* **What needs to be done**
Without altering anything, output the material below.

== Extracted data ==

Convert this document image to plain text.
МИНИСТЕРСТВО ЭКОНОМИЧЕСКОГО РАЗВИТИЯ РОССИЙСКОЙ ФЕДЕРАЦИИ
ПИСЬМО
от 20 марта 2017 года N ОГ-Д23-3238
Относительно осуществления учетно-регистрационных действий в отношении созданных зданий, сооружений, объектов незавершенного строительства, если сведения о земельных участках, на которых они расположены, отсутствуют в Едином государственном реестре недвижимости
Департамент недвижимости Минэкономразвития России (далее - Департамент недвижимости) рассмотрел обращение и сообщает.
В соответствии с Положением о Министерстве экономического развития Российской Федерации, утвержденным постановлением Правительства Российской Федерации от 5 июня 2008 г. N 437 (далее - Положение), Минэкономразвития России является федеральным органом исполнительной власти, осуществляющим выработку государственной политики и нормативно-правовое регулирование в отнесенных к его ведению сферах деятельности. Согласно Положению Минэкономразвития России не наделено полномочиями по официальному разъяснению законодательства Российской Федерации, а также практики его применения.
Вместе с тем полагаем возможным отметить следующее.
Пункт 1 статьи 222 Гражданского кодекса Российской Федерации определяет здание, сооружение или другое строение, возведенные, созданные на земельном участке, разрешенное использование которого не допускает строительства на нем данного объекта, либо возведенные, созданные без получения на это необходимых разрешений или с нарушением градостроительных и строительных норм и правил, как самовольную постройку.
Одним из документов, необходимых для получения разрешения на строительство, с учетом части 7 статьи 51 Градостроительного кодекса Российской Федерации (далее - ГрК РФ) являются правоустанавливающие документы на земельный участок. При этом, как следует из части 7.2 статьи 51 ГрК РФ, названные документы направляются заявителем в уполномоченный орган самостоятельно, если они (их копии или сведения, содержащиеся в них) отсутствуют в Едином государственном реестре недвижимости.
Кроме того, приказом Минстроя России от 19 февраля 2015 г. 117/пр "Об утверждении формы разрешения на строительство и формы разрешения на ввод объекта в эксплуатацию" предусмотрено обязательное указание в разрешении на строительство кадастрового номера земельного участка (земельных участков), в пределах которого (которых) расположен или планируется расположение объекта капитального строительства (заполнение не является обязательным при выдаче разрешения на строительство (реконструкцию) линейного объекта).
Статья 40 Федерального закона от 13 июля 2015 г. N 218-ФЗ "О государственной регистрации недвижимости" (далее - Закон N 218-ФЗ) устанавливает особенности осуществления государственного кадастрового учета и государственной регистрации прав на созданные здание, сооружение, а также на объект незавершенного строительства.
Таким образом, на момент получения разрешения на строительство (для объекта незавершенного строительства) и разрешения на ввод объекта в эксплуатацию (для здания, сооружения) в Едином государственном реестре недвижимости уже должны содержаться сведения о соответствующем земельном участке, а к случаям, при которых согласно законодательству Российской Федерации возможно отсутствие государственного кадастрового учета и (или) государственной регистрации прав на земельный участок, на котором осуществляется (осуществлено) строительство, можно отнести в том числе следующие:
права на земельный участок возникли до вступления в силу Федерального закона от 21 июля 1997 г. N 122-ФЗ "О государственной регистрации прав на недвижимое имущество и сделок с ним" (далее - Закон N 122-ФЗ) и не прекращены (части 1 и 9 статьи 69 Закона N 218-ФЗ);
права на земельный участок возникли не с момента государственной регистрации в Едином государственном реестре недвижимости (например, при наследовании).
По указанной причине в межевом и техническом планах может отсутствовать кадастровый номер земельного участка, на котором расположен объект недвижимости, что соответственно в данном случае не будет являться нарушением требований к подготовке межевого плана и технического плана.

===

* **Right answer**
Convert this document image to plain text.
МИНИСТЕРСТВО ЭКОНОМИЧЕСКОГО РАЗВИТИЯ РОССИЙСКОЙ ФЕДЕРАЦИИ
ПИСЬМО
от 20 марта 2017 года N ОГ-Д23-3238
Относительно осуществления учетно-регистрационных действий в отношении созданных зданий, сооружений, объектов незавершенного строительства, если сведения о земельных участках, на которых они расположены, отсутствуют в Едином государственном реестре недвижимости
Департамент недвижимости Минэкономразвития России (далее - Департамент недвижимости) рассмотрел обращение и сообщает.
В соответствии с Положением о Министерстве экономического развития Российской Федерации, утвержденным постановлением Правительства Российской Федерации от 5 июня 2008 г. N 437 (далее - Положение), Минэкономразвития России является федеральным органом исполнительной власти, осуществляющим выработку государственной политики и нормативно-правовое регулирование в отнесенных к его ведению сферах деятельности. Согласно Положению Минэкономразвития России не наделено полномочиями по официальному разъяснению законодательства Российской Федерации, а также практики его применения.
Вместе с тем полагаем возможным отметить следующее.
Пункт 1 статьи 222 Гражданского кодекса Российской Федерации определяет здание, сооружение или другое строение, возведенные, созданные на земельном участке, разрешенное использование которого не допускает строительства на нем данного объекта, либо возведенные, созданные без получения на это необходимых разрешений или с нарушением градостроительных и строительных норм и правил, как самовольную постройку.
Одним из документов, необходимых для получения разрешения на строительство, с учетом части 7 статьи 51 Градостроительного кодекса Российской Федерации (далее - ГрК РФ) являются правоустанавливающие документы на земельный участок. При этом, как следует из части 7.2 статьи 51 ГрК РФ, названные документы направляются заявителем в уполномоченный орган самостоятельно, если они (их копии или сведения, содержащиеся в них) отсутствуют в Едином государственном реестре недвижимости.
Кроме того, приказом Минстроя России от 19 февраля 2015 г. 117/пр "Об утверждении формы разрешения на строительство и формы разрешения на ввод объекта в эксплуатацию" предусмотрено обязательное указание в разрешении на строительство кадастрового номера земельного участка (земельных участков), в пределах которого (которых) расположен или планируется расположение объекта капитального строительства (заполнение не является обязательным при выдаче разрешения на строительство (реконструкцию) линейного объекта).
Статья 40 Федерального закона от 13 июля 2015 г. N 218-ФЗ "О государственной регистрации недвижимости" (далее - Закон N 218-ФЗ) устанавливает особенности осуществления государственного кадастрового учета и государственной регистрации прав на созданные здание, сооружение, а также на объект незавершенного строительства.
Таким образом, на момент получения разрешения на строительство (для объекта незавершенного строительства) и разрешения на ввод объекта в эксплуатацию (для здания, сооружения) в Едином государственном реестре недвижимости уже должны содержаться сведения о соответствующем земельном участке, а к случаям, при которых согласно законодательству Российской Федерации возможно отсутствие государственного кадастрового учета и (или) государственной регистрации прав на земельный участок, на котором осуществляется (осуществлено) строительство, можно отнести в том числе следующие:
права на земельный участок возникли до вступления в силу Федерального закона от 21 июля 1997 г. N 122-ФЗ "О государственной регистрации прав на недвижимое имущество и сделок с ним" (далее - Закон N 122-ФЗ) и не прекращены (части 1 и 9 статьи 69 Закона N 218-ФЗ);
права на земельный участок возникли не с момента государственной регистрации в Едином государственном реестре недвижимости (например, при наследовании).
По указанной причине в межевом и техническом планах может отсутствовать кадастровый номер земельного участка, на котором расположен объект недвижимости, что соответственно в данном случае не будет являться нарушением требований к подготовке межевого плана и технического плана.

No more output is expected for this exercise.